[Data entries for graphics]
==================================================

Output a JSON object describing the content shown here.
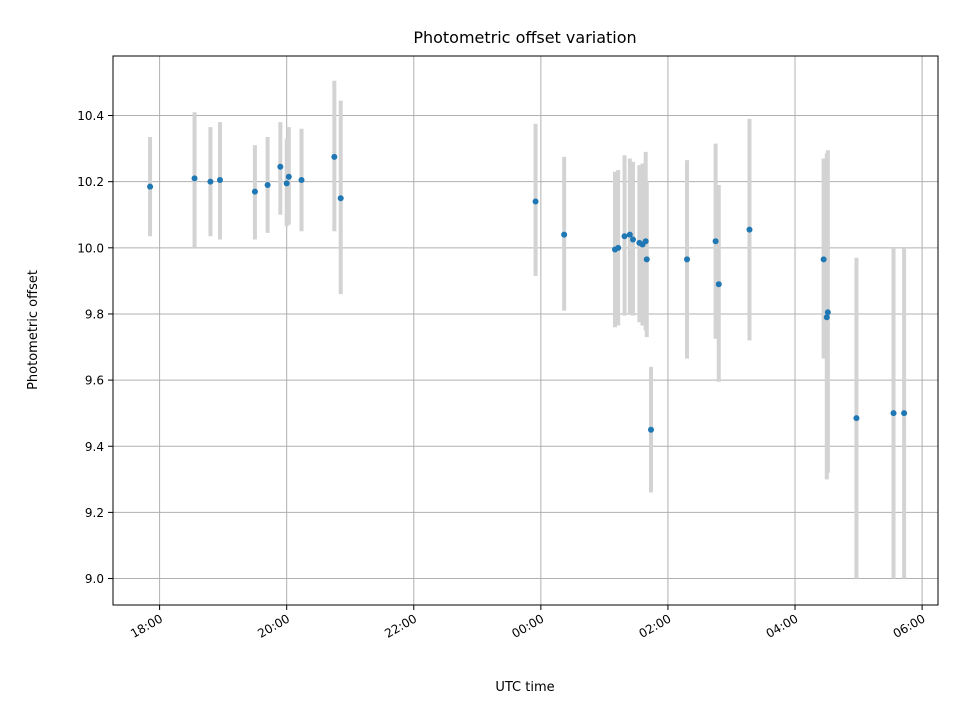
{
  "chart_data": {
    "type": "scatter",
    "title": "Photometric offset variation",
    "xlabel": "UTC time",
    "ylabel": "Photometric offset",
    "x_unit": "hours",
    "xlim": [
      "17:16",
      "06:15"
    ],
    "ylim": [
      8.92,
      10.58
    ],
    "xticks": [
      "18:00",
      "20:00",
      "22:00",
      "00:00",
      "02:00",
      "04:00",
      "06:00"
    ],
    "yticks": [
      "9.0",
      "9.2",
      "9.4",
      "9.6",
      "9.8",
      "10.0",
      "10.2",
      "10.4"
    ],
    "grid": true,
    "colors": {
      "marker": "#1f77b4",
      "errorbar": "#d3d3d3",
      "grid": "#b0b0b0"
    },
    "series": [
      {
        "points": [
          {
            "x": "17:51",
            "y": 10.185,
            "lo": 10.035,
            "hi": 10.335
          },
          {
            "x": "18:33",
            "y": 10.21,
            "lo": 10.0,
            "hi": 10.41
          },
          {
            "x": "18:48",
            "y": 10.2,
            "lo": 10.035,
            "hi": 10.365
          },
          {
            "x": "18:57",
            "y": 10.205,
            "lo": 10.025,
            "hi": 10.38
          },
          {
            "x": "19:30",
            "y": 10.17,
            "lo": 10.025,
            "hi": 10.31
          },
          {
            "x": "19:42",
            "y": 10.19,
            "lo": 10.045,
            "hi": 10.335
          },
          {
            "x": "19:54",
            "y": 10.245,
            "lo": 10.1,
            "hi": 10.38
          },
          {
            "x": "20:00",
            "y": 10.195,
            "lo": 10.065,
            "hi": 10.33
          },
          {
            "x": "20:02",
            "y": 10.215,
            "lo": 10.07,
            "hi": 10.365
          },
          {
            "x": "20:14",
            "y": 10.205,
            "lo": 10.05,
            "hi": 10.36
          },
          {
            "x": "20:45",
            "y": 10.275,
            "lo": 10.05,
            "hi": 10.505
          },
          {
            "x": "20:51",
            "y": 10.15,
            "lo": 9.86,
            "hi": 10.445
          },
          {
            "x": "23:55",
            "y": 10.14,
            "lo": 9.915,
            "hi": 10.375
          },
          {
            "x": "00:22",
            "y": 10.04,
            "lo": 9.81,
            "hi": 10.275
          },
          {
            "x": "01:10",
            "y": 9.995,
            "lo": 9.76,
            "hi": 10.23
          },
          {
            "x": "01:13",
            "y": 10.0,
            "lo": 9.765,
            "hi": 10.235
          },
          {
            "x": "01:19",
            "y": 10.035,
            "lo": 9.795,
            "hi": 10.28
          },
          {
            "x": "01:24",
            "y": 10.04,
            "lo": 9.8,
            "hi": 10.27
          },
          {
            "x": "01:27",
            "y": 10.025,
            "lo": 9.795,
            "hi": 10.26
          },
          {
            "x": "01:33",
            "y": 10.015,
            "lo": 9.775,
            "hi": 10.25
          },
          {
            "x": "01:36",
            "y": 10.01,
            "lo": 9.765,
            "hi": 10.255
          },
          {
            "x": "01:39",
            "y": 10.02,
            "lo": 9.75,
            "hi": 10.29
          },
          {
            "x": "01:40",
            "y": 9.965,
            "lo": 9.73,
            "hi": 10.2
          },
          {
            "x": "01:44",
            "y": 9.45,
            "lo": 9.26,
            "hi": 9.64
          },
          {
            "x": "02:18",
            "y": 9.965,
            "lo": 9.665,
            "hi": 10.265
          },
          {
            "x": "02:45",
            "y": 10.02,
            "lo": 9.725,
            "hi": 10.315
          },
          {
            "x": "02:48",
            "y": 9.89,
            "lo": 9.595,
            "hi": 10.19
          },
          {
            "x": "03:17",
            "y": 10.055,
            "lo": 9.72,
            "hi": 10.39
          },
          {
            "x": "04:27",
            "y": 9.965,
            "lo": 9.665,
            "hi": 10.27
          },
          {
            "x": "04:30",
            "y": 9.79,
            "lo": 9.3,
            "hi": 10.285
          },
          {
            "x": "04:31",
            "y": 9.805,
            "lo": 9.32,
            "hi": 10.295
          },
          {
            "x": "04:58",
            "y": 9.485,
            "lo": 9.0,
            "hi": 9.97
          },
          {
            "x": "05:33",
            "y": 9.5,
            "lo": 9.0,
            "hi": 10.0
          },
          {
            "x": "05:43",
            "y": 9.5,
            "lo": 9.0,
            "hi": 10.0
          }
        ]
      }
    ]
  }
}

==================================================

§ CHALLENGE
Leave images out of the retyped records; keep all else exact.

§ RESPONSE FOR THIS EXERCISE
Output a JSON object describing the content shown here.
{
  "chart_data": {
    "type": "scatter",
    "title": "Photometric offset variation",
    "xlabel": "UTC time",
    "ylabel": "Photometric offset",
    "x_unit": "hours",
    "xlim": [
      "17:16",
      "06:15"
    ],
    "ylim": [
      8.92,
      10.58
    ],
    "xticks": [
      "18:00",
      "20:00",
      "22:00",
      "00:00",
      "02:00",
      "04:00",
      "06:00"
    ],
    "yticks": [
      "9.0",
      "9.2",
      "9.4",
      "9.6",
      "9.8",
      "10.0",
      "10.2",
      "10.4"
    ],
    "grid": true,
    "colors": {
      "marker": "#1f77b4",
      "errorbar": "#d3d3d3",
      "grid": "#b0b0b0"
    },
    "series": [
      {
        "points": [
          {
            "x": "17:51",
            "y": 10.185,
            "lo": 10.035,
            "hi": 10.335
          },
          {
            "x": "18:33",
            "y": 10.21,
            "lo": 10.0,
            "hi": 10.41
          },
          {
            "x": "18:48",
            "y": 10.2,
            "lo": 10.035,
            "hi": 10.365
          },
          {
            "x": "18:57",
            "y": 10.205,
            "lo": 10.025,
            "hi": 10.38
          },
          {
            "x": "19:30",
            "y": 10.17,
            "lo": 10.025,
            "hi": 10.31
          },
          {
            "x": "19:42",
            "y": 10.19,
            "lo": 10.045,
            "hi": 10.335
          },
          {
            "x": "19:54",
            "y": 10.245,
            "lo": 10.1,
            "hi": 10.38
          },
          {
            "x": "20:00",
            "y": 10.195,
            "lo": 10.065,
            "hi": 10.33
          },
          {
            "x": "20:02",
            "y": 10.215,
            "lo": 10.07,
            "hi": 10.365
          },
          {
            "x": "20:14",
            "y": 10.205,
            "lo": 10.05,
            "hi": 10.36
          },
          {
            "x": "20:45",
            "y": 10.275,
            "lo": 10.05,
            "hi": 10.505
          },
          {
            "x": "20:51",
            "y": 10.15,
            "lo": 9.86,
            "hi": 10.445
          },
          {
            "x": "23:55",
            "y": 10.14,
            "lo": 9.915,
            "hi": 10.375
          },
          {
            "x": "00:22",
            "y": 10.04,
            "lo": 9.81,
            "hi": 10.275
          },
          {
            "x": "01:10",
            "y": 9.995,
            "lo": 9.76,
            "hi": 10.23
          },
          {
            "x": "01:13",
            "y": 10.0,
            "lo": 9.765,
            "hi": 10.235
          },
          {
            "x": "01:19",
            "y": 10.035,
            "lo": 9.795,
            "hi": 10.28
          },
          {
            "x": "01:24",
            "y": 10.04,
            "lo": 9.8,
            "hi": 10.27
          },
          {
            "x": "01:27",
            "y": 10.025,
            "lo": 9.795,
            "hi": 10.26
          },
          {
            "x": "01:33",
            "y": 10.015,
            "lo": 9.775,
            "hi": 10.25
          },
          {
            "x": "01:36",
            "y": 10.01,
            "lo": 9.765,
            "hi": 10.255
          },
          {
            "x": "01:39",
            "y": 10.02,
            "lo": 9.75,
            "hi": 10.29
          },
          {
            "x": "01:40",
            "y": 9.965,
            "lo": 9.73,
            "hi": 10.2
          },
          {
            "x": "01:44",
            "y": 9.45,
            "lo": 9.26,
            "hi": 9.64
          },
          {
            "x": "02:18",
            "y": 9.965,
            "lo": 9.665,
            "hi": 10.265
          },
          {
            "x": "02:45",
            "y": 10.02,
            "lo": 9.725,
            "hi": 10.315
          },
          {
            "x": "02:48",
            "y": 9.89,
            "lo": 9.595,
            "hi": 10.19
          },
          {
            "x": "03:17",
            "y": 10.055,
            "lo": 9.72,
            "hi": 10.39
          },
          {
            "x": "04:27",
            "y": 9.965,
            "lo": 9.665,
            "hi": 10.27
          },
          {
            "x": "04:30",
            "y": 9.79,
            "lo": 9.3,
            "hi": 10.285
          },
          {
            "x": "04:31",
            "y": 9.805,
            "lo": 9.32,
            "hi": 10.295
          },
          {
            "x": "04:58",
            "y": 9.485,
            "lo": 9.0,
            "hi": 9.97
          },
          {
            "x": "05:33",
            "y": 9.5,
            "lo": 9.0,
            "hi": 10.0
          },
          {
            "x": "05:43",
            "y": 9.5,
            "lo": 9.0,
            "hi": 10.0
          }
        ]
      }
    ]
  }
}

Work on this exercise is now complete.